— start —
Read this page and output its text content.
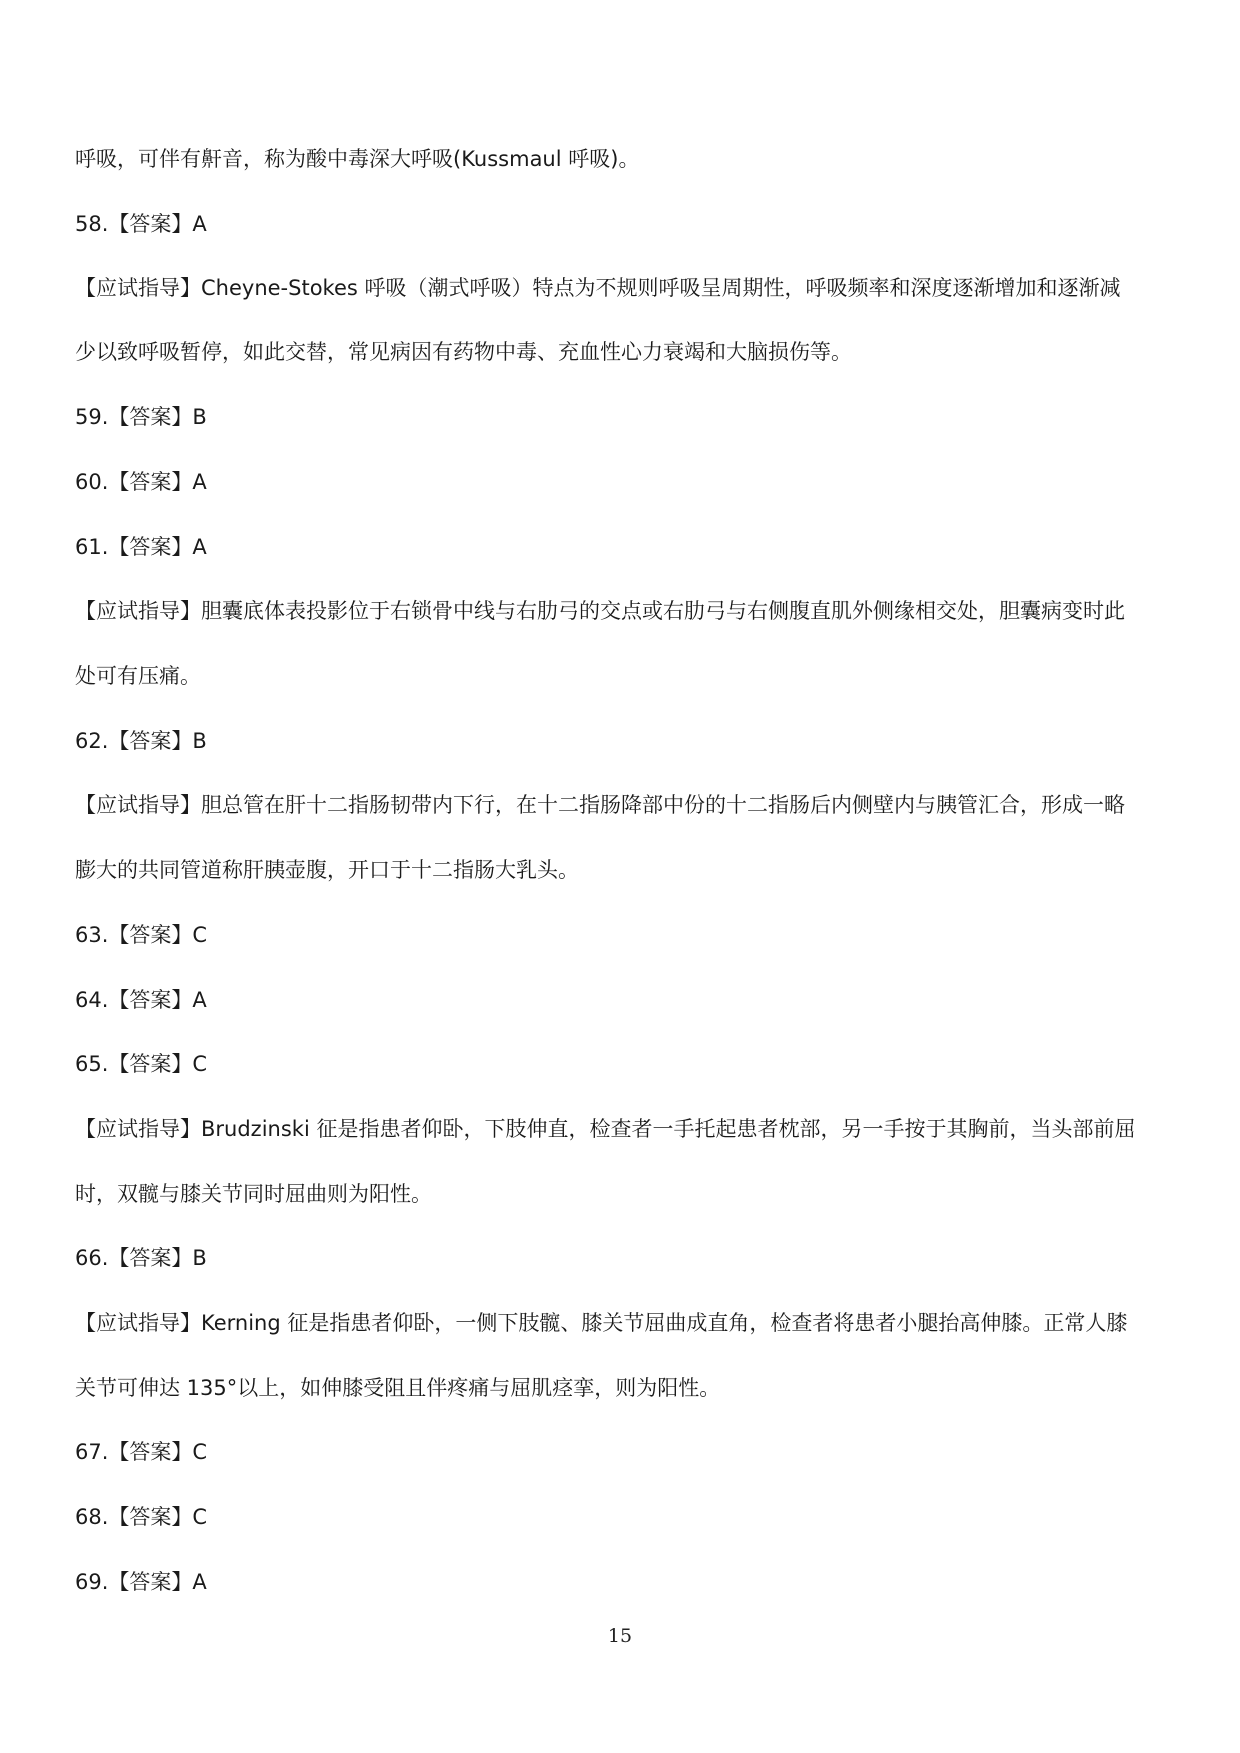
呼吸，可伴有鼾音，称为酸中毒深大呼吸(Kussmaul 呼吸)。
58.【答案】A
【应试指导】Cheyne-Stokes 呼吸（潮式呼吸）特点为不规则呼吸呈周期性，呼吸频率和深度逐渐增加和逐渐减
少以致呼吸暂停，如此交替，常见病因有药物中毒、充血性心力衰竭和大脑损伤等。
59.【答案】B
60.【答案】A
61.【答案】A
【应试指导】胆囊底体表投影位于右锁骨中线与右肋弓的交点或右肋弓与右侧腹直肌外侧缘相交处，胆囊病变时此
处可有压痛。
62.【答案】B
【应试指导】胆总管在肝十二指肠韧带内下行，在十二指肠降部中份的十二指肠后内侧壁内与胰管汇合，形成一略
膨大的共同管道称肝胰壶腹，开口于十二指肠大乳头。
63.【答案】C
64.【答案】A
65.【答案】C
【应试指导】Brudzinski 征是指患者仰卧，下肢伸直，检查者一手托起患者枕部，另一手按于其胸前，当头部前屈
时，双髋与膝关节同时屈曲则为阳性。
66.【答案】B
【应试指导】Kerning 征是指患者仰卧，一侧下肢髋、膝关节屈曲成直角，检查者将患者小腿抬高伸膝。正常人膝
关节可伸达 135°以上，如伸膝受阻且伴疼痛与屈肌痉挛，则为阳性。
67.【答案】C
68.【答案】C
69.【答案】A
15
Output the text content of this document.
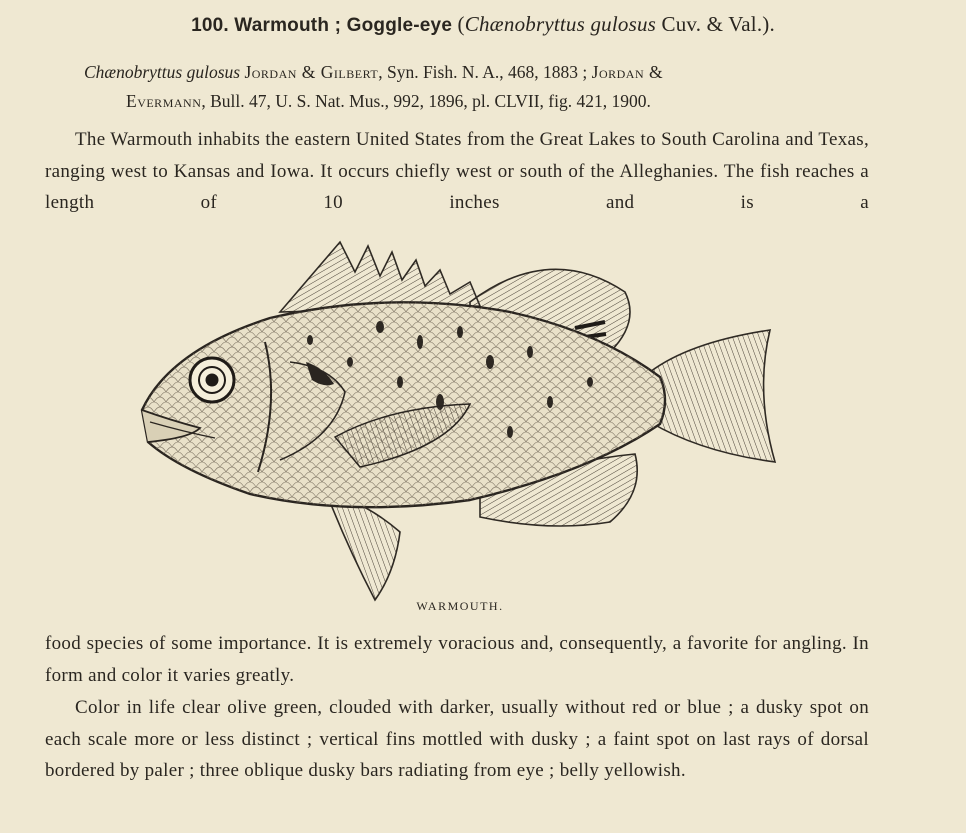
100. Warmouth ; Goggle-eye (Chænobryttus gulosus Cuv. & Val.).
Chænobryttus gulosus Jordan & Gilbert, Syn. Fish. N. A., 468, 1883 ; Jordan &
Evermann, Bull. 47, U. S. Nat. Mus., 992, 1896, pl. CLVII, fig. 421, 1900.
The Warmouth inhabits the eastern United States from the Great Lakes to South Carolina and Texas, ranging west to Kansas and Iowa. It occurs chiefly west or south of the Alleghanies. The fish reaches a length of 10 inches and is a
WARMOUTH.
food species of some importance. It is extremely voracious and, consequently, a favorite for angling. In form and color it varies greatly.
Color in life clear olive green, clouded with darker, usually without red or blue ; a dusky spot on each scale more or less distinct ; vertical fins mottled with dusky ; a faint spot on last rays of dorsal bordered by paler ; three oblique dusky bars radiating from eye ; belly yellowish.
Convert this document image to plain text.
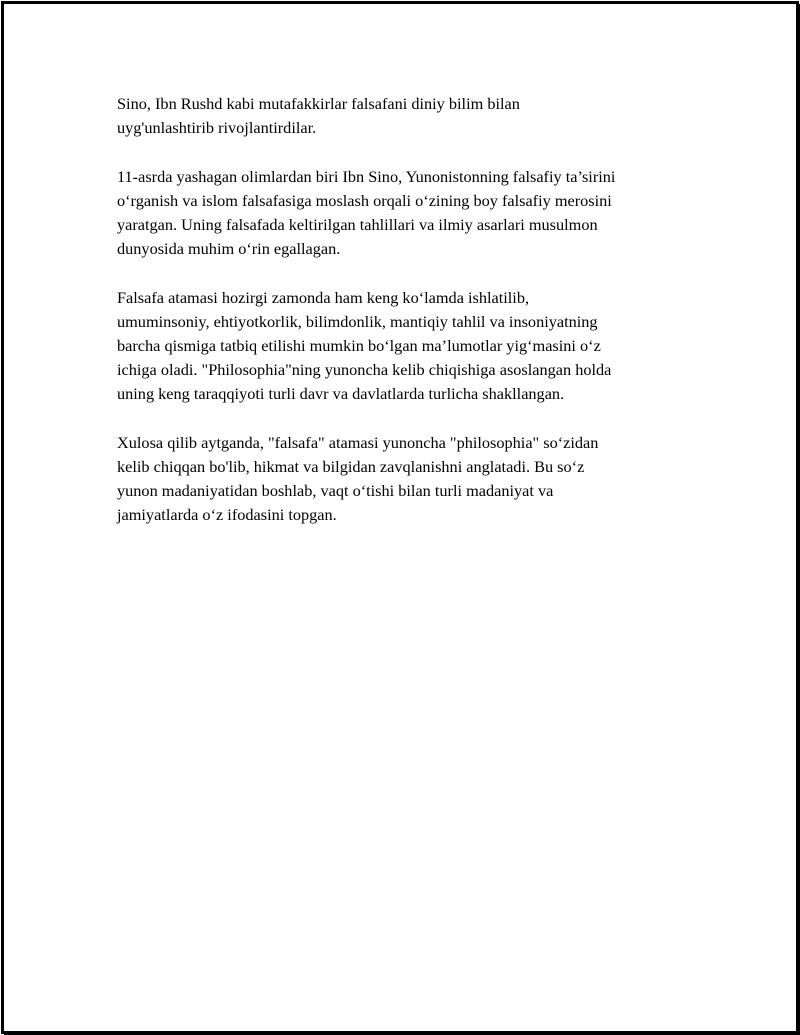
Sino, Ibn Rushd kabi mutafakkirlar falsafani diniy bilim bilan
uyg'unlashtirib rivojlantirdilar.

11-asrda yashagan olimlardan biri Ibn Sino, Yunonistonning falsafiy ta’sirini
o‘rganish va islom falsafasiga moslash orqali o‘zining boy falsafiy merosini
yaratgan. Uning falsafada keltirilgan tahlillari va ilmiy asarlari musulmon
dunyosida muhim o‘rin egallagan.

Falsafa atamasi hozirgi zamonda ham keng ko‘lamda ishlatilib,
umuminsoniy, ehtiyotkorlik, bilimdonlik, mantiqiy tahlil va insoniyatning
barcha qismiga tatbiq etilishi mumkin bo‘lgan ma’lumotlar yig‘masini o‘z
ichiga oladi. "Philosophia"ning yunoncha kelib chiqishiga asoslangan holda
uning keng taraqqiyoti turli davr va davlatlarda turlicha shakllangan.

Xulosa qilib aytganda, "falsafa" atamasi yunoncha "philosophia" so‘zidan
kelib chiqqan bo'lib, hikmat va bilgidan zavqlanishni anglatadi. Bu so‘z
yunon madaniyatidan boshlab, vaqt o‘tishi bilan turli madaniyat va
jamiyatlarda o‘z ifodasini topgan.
— end —
→ **What this task involves**:
Give the data above again in full and unchanged, skipping the pictures.

→ **The response**:
Read this page and output its text content.
呼吸，可伴有鼾音，称为酸中毒深大呼吸(Kussmaul 呼吸)。
58.【答案】A
【应试指导】Cheyne-Stokes 呼吸（潮式呼吸）特点为不规则呼吸呈周期性，呼吸频率和深度逐渐增加和逐渐减
少以致呼吸暂停，如此交替，常见病因有药物中毒、充血性心力衰竭和大脑损伤等。
59.【答案】B
60.【答案】A
61.【答案】A
【应试指导】胆囊底体表投影位于右锁骨中线与右肋弓的交点或右肋弓与右侧腹直肌外侧缘相交处，胆囊病变时此
处可有压痛。
62.【答案】B
【应试指导】胆总管在肝十二指肠韧带内下行，在十二指肠降部中份的十二指肠后内侧壁内与胰管汇合，形成一略
膨大的共同管道称肝胰壶腹，开口于十二指肠大乳头。
63.【答案】C
64.【答案】A
65.【答案】C
【应试指导】Brudzinski 征是指患者仰卧，下肢伸直，检查者一手托起患者枕部，另一手按于其胸前，当头部前屈
时，双髋与膝关节同时屈曲则为阳性。
66.【答案】B
【应试指导】Kerning 征是指患者仰卧，一侧下肢髋、膝关节屈曲成直角，检查者将患者小腿抬高伸膝。正常人膝
关节可伸达 135°以上，如伸膝受阻且伴疼痛与屈肌痉挛，则为阳性。
67.【答案】C
68.【答案】C
69.【答案】A
15
Output the text content of this document.
100. Warmouth ; Goggle-eye (Chænobryttus gulosus Cuv. & Val.).
Chænobryttus gulosus Jordan & Gilbert, Syn. Fish. N. A., 468, 1883 ; Jordan &
Evermann, Bull. 47, U. S. Nat. Mus., 992, 1896, pl. CLVII, fig. 421, 1900.
The Warmouth inhabits the eastern United States from the Great Lakes to South Carolina and Texas, ranging west to Kansas and Iowa. It occurs chiefly west or south of the Alleghanies. The fish reaches a length of 10 inches and is a
WARMOUTH.
food species of some importance. It is extremely voracious and, consequently, a favorite for angling. In form and color it varies greatly.
Color in life clear olive green, clouded with darker, usually without red or blue ; a dusky spot on each scale more or less distinct ; vertical fins mottled with dusky ; a faint spot on last rays of dorsal bordered by paler ; three oblique dusky bars radiating from eye ; belly yellowish.
Convert this document image to plain text.
Sino, Ibn Rushd kabi mutafakkirlar falsafani diniy bilim bilan
uyg'unlashtirib rivojlantirdilar.

11-asrda yashagan olimlardan biri Ibn Sino, Yunonistonning falsafiy ta’sirini
o‘rganish va islom falsafasiga moslash orqali o‘zining boy falsafiy merosini
yaratgan. Uning falsafada keltirilgan tahlillari va ilmiy asarlari musulmon
dunyosida muhim o‘rin egallagan.

Falsafa atamasi hozirgi zamonda ham keng ko‘lamda ishlatilib,
umuminsoniy, ehtiyotkorlik, bilimdonlik, mantiqiy tahlil va insoniyatning
barcha qismiga tatbiq etilishi mumkin bo‘lgan ma’lumotlar yig‘masini o‘z
ichiga oladi. "Philosophia"ning yunoncha kelib chiqishiga asoslangan holda
uning keng taraqqiyoti turli davr va davlatlarda turlicha shakllangan.

Xulosa qilib aytganda, "falsafa" atamasi yunoncha "philosophia" so‘zidan
kelib chiqqan bo'lib, hikmat va bilgidan zavqlanishni anglatadi. Bu so‘z
yunon madaniyatidan boshlab, vaqt o‘tishi bilan turli madaniyat va
jamiyatlarda o‘z ifodasini topgan.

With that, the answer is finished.